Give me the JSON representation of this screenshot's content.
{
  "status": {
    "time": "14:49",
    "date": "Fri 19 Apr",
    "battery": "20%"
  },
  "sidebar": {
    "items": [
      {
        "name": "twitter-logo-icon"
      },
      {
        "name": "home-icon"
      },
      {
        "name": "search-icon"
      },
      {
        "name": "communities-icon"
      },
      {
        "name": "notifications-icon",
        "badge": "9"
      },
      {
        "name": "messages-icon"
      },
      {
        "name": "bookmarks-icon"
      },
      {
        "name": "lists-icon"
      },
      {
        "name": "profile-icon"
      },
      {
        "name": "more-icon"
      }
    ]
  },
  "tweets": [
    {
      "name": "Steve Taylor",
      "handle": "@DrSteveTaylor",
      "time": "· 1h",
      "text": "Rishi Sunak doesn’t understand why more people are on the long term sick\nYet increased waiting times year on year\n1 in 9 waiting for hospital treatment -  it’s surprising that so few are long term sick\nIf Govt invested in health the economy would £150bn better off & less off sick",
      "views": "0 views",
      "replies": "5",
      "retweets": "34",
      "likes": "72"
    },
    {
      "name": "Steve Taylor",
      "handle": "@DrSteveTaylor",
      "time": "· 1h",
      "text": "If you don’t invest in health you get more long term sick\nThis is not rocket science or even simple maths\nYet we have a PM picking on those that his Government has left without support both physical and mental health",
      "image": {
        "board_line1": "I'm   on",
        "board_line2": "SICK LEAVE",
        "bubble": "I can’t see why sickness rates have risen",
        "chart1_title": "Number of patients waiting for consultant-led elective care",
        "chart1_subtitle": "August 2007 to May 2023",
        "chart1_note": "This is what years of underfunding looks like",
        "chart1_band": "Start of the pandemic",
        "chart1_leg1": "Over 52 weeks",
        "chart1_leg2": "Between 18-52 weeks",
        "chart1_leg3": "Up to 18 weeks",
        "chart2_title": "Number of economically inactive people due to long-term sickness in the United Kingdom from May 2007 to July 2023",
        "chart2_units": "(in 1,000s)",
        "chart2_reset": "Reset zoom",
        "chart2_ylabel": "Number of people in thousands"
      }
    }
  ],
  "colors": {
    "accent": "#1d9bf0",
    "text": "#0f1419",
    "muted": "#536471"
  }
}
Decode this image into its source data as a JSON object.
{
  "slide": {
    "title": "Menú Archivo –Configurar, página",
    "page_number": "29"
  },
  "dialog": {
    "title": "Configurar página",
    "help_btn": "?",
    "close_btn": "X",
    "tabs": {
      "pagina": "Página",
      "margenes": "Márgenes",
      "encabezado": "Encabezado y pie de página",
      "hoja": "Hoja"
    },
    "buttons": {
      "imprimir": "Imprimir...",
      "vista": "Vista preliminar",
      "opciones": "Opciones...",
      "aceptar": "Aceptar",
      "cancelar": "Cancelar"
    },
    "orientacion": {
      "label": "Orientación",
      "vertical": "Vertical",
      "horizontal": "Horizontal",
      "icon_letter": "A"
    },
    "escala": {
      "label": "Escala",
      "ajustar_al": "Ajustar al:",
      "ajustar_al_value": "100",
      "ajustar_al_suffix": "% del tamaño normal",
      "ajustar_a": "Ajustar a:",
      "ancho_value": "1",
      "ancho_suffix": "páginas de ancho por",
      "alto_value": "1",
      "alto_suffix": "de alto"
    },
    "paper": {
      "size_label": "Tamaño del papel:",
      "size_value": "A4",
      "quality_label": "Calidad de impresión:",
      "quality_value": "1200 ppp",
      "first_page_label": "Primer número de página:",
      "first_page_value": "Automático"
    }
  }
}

**YOUR ASSIGNMENT**
Write all the records out again. Nothing may differ from the original.

**ANSWER TO THIS PROBLEM**
Give me the JSON representation of this screenshot's content.
{
  "status": {
    "time": "14:49",
    "date": "Fri 19 Apr",
    "battery": "20%"
  },
  "sidebar": {
    "items": [
      {
        "name": "twitter-logo-icon"
      },
      {
        "name": "home-icon"
      },
      {
        "name": "search-icon"
      },
      {
        "name": "communities-icon"
      },
      {
        "name": "notifications-icon",
        "badge": "9"
      },
      {
        "name": "messages-icon"
      },
      {
        "name": "bookmarks-icon"
      },
      {
        "name": "lists-icon"
      },
      {
        "name": "profile-icon"
      },
      {
        "name": "more-icon"
      }
    ]
  },
  "tweets": [
    {
      "name": "Steve Taylor",
      "handle": "@DrSteveTaylor",
      "time": "· 1h",
      "text": "Rishi Sunak doesn’t understand why more people are on the long term sick\nYet increased waiting times year on year\n1 in 9 waiting for hospital treatment -  it’s surprising that so few are long term sick\nIf Govt invested in health the economy would £150bn better off & less off sick",
      "views": "0 views",
      "replies": "5",
      "retweets": "34",
      "likes": "72"
    },
    {
      "name": "Steve Taylor",
      "handle": "@DrSteveTaylor",
      "time": "· 1h",
      "text": "If you don’t invest in health you get more long term sick\nThis is not rocket science or even simple maths\nYet we have a PM picking on those that his Government has left without support both physical and mental health",
      "image": {
        "board_line1": "I'm   on",
        "board_line2": "SICK LEAVE",
        "bubble": "I can’t see why sickness rates have risen",
        "chart1_title": "Number of patients waiting for consultant-led elective care",
        "chart1_subtitle": "August 2007 to May 2023",
        "chart1_note": "This is what years of underfunding looks like",
        "chart1_band": "Start of the pandemic",
        "chart1_leg1": "Over 52 weeks",
        "chart1_leg2": "Between 18-52 weeks",
        "chart1_leg3": "Up to 18 weeks",
        "chart2_title": "Number of economically inactive people due to long-term sickness in the United Kingdom from May 2007 to July 2023",
        "chart2_units": "(in 1,000s)",
        "chart2_reset": "Reset zoom",
        "chart2_ylabel": "Number of people in thousands"
      }
    }
  ],
  "colors": {
    "accent": "#1d9bf0",
    "text": "#0f1419",
    "muted": "#536471"
  }
}
Decode this image into its source data as a JSON object.
{
  "slide": {
    "title": "Menú Archivo –Configurar, página",
    "page_number": "29"
  },
  "dialog": {
    "title": "Configurar página",
    "help_btn": "?",
    "close_btn": "X",
    "tabs": {
      "pagina": "Página",
      "margenes": "Márgenes",
      "encabezado": "Encabezado y pie de página",
      "hoja": "Hoja"
    },
    "buttons": {
      "imprimir": "Imprimir...",
      "vista": "Vista preliminar",
      "opciones": "Opciones...",
      "aceptar": "Aceptar",
      "cancelar": "Cancelar"
    },
    "orientacion": {
      "label": "Orientación",
      "vertical": "Vertical",
      "horizontal": "Horizontal",
      "icon_letter": "A"
    },
    "escala": {
      "label": "Escala",
      "ajustar_al": "Ajustar al:",
      "ajustar_al_value": "100",
      "ajustar_al_suffix": "% del tamaño normal",
      "ajustar_a": "Ajustar a:",
      "ancho_value": "1",
      "ancho_suffix": "páginas de ancho por",
      "alto_value": "1",
      "alto_suffix": "de alto"
    },
    "paper": {
      "size_label": "Tamaño del papel:",
      "size_value": "A4",
      "quality_label": "Calidad de impresión:",
      "quality_value": "1200 ppp",
      "first_page_label": "Primer número de página:",
      "first_page_value": "Automático"
    }
  }
}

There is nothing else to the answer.